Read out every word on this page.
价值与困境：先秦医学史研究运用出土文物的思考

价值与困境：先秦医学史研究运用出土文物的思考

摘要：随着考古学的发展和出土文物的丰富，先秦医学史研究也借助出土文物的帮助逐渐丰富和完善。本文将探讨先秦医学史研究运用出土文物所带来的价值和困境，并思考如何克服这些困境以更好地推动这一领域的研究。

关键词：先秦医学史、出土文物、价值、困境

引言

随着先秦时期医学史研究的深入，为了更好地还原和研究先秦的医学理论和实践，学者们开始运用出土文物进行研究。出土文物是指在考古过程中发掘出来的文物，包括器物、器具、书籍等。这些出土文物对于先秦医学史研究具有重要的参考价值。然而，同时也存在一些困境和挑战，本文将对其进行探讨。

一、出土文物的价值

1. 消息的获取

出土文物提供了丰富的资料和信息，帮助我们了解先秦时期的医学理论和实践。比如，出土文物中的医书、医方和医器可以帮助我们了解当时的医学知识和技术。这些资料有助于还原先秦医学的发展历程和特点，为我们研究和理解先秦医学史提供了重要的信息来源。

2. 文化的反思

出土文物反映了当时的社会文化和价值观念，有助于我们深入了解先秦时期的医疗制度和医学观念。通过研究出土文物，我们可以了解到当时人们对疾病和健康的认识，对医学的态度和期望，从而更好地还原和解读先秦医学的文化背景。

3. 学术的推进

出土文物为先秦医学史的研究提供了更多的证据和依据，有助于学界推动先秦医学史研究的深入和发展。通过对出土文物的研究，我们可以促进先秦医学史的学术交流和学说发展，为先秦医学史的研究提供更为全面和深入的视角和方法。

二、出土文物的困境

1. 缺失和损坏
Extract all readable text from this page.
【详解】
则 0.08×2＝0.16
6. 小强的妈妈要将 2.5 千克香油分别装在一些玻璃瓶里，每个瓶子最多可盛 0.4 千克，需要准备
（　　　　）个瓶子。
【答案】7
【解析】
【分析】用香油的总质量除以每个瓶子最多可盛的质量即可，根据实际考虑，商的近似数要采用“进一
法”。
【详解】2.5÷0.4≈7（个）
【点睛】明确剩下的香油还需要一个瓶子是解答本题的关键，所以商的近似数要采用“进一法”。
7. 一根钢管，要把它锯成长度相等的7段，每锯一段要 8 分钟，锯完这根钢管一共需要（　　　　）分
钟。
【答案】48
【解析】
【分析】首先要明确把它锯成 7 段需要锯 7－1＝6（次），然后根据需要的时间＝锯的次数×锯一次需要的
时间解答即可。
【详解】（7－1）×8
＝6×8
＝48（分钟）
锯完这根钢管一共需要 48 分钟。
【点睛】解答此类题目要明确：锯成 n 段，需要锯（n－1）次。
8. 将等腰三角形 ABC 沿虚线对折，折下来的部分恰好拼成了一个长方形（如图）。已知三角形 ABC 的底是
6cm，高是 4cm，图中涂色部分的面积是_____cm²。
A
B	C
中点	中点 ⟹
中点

_ _ _ _

Retype every record above exactly as written.

Read out every word on this page.
价值与困境：先秦医学史研究运用出土文物的思考

价值与困境：先秦医学史研究运用出土文物的思考

摘要：随着考古学的发展和出土文物的丰富，先秦医学史研究也借助出土文物的帮助逐渐丰富和完善。本文将探讨先秦医学史研究运用出土文物所带来的价值和困境，并思考如何克服这些困境以更好地推动这一领域的研究。

关键词：先秦医学史、出土文物、价值、困境

引言

随着先秦时期医学史研究的深入，为了更好地还原和研究先秦的医学理论和实践，学者们开始运用出土文物进行研究。出土文物是指在考古过程中发掘出来的文物，包括器物、器具、书籍等。这些出土文物对于先秦医学史研究具有重要的参考价值。然而，同时也存在一些困境和挑战，本文将对其进行探讨。

一、出土文物的价值

1. 消息的获取

出土文物提供了丰富的资料和信息，帮助我们了解先秦时期的医学理论和实践。比如，出土文物中的医书、医方和医器可以帮助我们了解当时的医学知识和技术。这些资料有助于还原先秦医学的发展历程和特点，为我们研究和理解先秦医学史提供了重要的信息来源。

2. 文化的反思

出土文物反映了当时的社会文化和价值观念，有助于我们深入了解先秦时期的医疗制度和医学观念。通过研究出土文物，我们可以了解到当时人们对疾病和健康的认识，对医学的态度和期望，从而更好地还原和解读先秦医学的文化背景。

3. 学术的推进

出土文物为先秦医学史的研究提供了更多的证据和依据，有助于学界推动先秦医学史研究的深入和发展。通过对出土文物的研究，我们可以促进先秦医学史的学术交流和学说发展，为先秦医学史的研究提供更为全面和深入的视角和方法。

二、出土文物的困境

1. 缺失和损坏
Extract all readable text from this page.
【详解】
则 0.08×2＝0.16
6. 小强的妈妈要将 2.5 千克香油分别装在一些玻璃瓶里，每个瓶子最多可盛 0.4 千克，需要准备
（　　　　）个瓶子。
【答案】7
【解析】
【分析】用香油的总质量除以每个瓶子最多可盛的质量即可，根据实际考虑，商的近似数要采用“进一
法”。
【详解】2.5÷0.4≈7（个）
【点睛】明确剩下的香油还需要一个瓶子是解答本题的关键，所以商的近似数要采用“进一法”。
7. 一根钢管，要把它锯成长度相等的7段，每锯一段要 8 分钟，锯完这根钢管一共需要（　　　　）分
钟。
【答案】48
【解析】
【分析】首先要明确把它锯成 7 段需要锯 7－1＝6（次），然后根据需要的时间＝锯的次数×锯一次需要的
时间解答即可。
【详解】（7－1）×8
＝6×8
＝48（分钟）
锯完这根钢管一共需要 48 分钟。
【点睛】解答此类题目要明确：锯成 n 段，需要锯（n－1）次。
8. 将等腰三角形 ABC 沿虚线对折，折下来的部分恰好拼成了一个长方形（如图）。已知三角形 ABC 的底是
6cm，高是 4cm，图中涂色部分的面积是_____cm²。
A
B	C
中点	中点 ⟹
中点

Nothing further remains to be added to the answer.